▸ **Goal**
Every record that follows must be duplicated exactly, with images left out.

▸ **Record extracts**
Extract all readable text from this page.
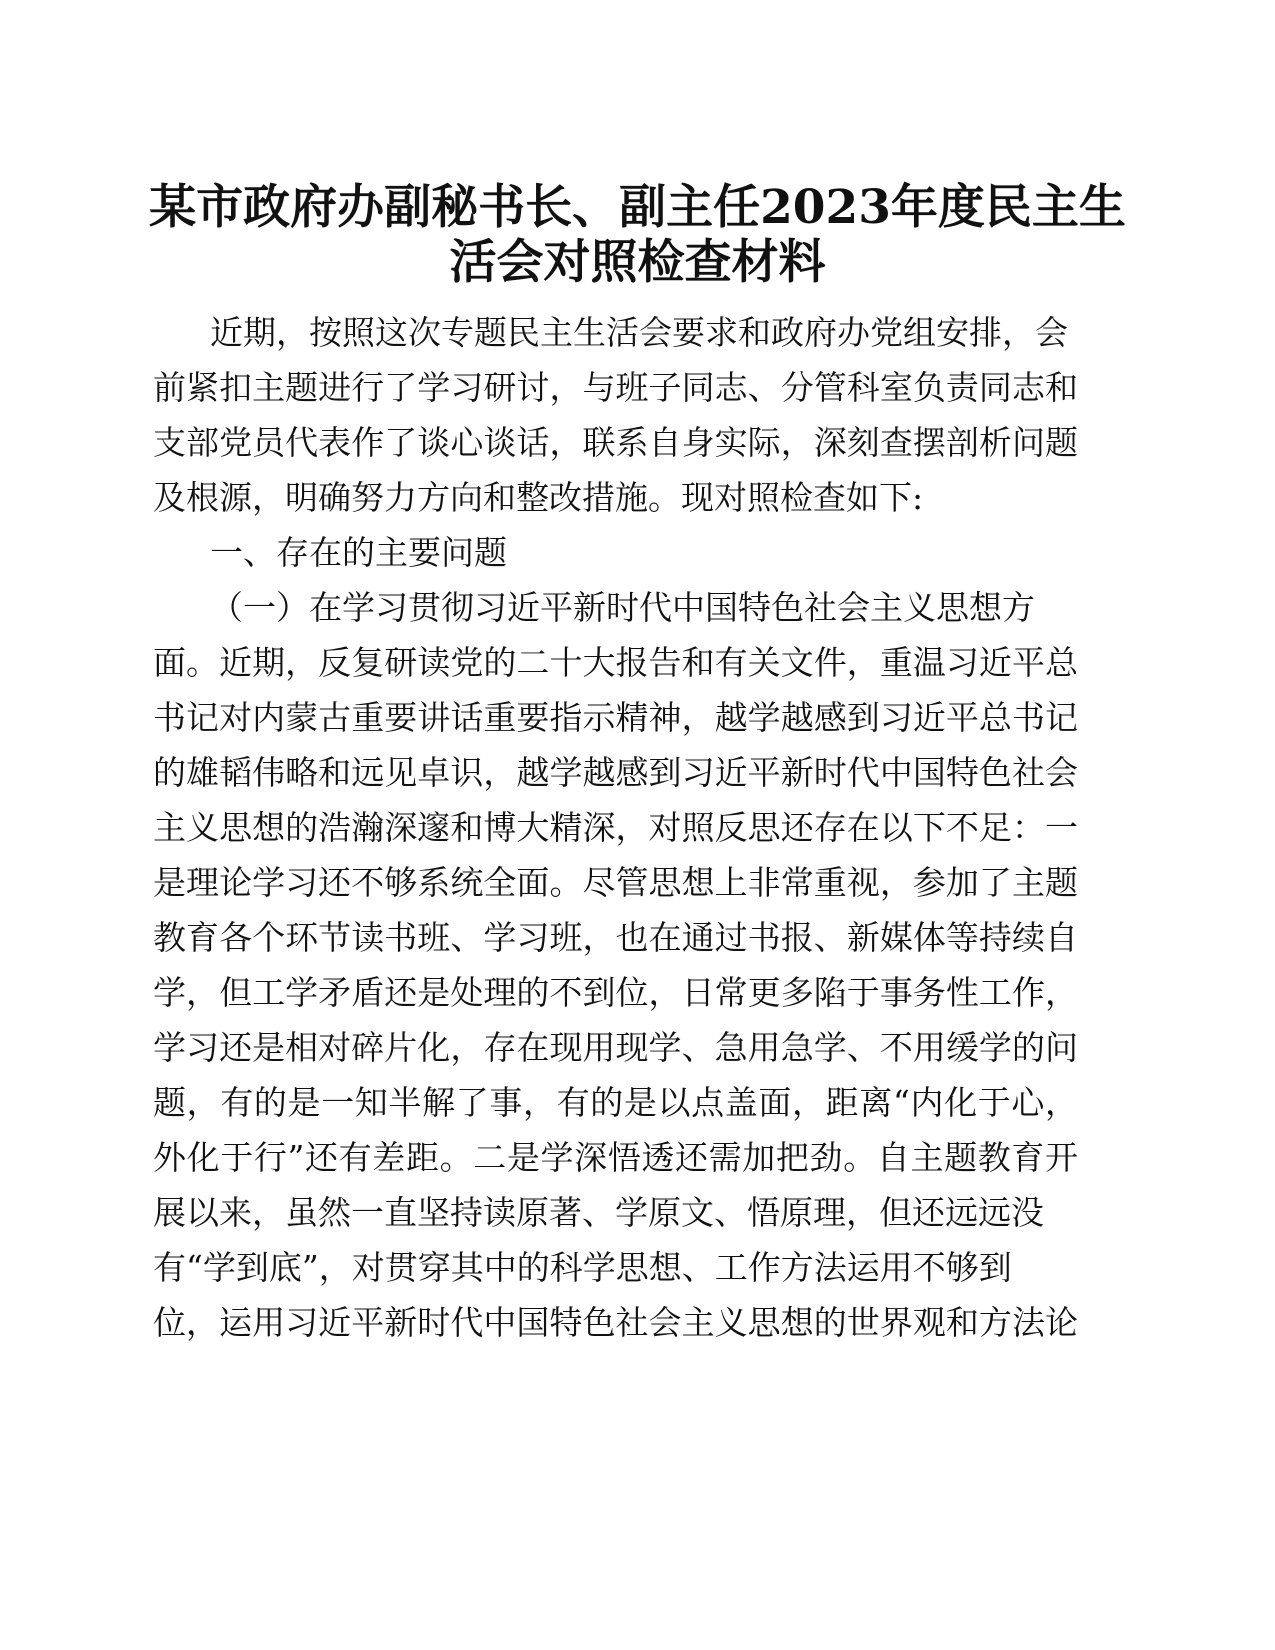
某市政府办副秘书长、副主任2023年度民主生
活会对照检查材料
近期，按照这次专题民主生活会要求和政府办党组安排，会
前紧扣主题进行了学习研讨，与班子同志、分管科室负责同志和
支部党员代表作了谈心谈话，联系自身实际，深刻查摆剖析问题
及根源，明确努力方向和整改措施。现对照检查如下:
一、存在的主要问题
（一）在学习贯彻习近平新时代中国特色社会主义思想方
面。近期，反复研读党的二十大报告和有关文件，重温习近平总
书记对内蒙古重要讲话重要指示精神，越学越感到习近平总书记
的雄韬伟略和远见卓识，越学越感到习近平新时代中国特色社会
主义思想的浩瀚深邃和博大精深，对照反思还存在以下不足：一
是理论学习还不够系统全面。尽管思想上非常重视，参加了主题
教育各个环节读书班、学习班，也在通过书报、新媒体等持续自
学，但工学矛盾还是处理的不到位，日常更多陷于事务性工作，
学习还是相对碎片化，存在现用现学、急用急学、不用缓学的问
题，有的是一知半解了事，有的是以点盖面，距离“内化于心，
外化于行”还有差距。二是学深悟透还需加把劲。自主题教育开
展以来，虽然一直坚持读原著、学原文、悟原理，但还远远没
有“学到底”，对贯穿其中的科学思想、工作方法运用不够到
位，运用习近平新时代中国特色社会主义思想的世界观和方法论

▸ **In response**
Extract all readable text from this page.
某市政府办副秘书长、副主任2023年度民主生
活会对照检查材料
近期，按照这次专题民主生活会要求和政府办党组安排，会
前紧扣主题进行了学习研讨，与班子同志、分管科室负责同志和
支部党员代表作了谈心谈话，联系自身实际，深刻查摆剖析问题
及根源，明确努力方向和整改措施。现对照检查如下:
一、存在的主要问题
（一）在学习贯彻习近平新时代中国特色社会主义思想方
面。近期，反复研读党的二十大报告和有关文件，重温习近平总
书记对内蒙古重要讲话重要指示精神，越学越感到习近平总书记
的雄韬伟略和远见卓识，越学越感到习近平新时代中国特色社会
主义思想的浩瀚深邃和博大精深，对照反思还存在以下不足：一
是理论学习还不够系统全面。尽管思想上非常重视，参加了主题
教育各个环节读书班、学习班，也在通过书报、新媒体等持续自
学，但工学矛盾还是处理的不到位，日常更多陷于事务性工作，
学习还是相对碎片化，存在现用现学、急用急学、不用缓学的问
题，有的是一知半解了事，有的是以点盖面，距离“内化于心，
外化于行”还有差距。二是学深悟透还需加把劲。自主题教育开
展以来，虽然一直坚持读原著、学原文、悟原理，但还远远没
有“学到底”，对贯穿其中的科学思想、工作方法运用不够到
位，运用习近平新时代中国特色社会主义思想的世界观和方法论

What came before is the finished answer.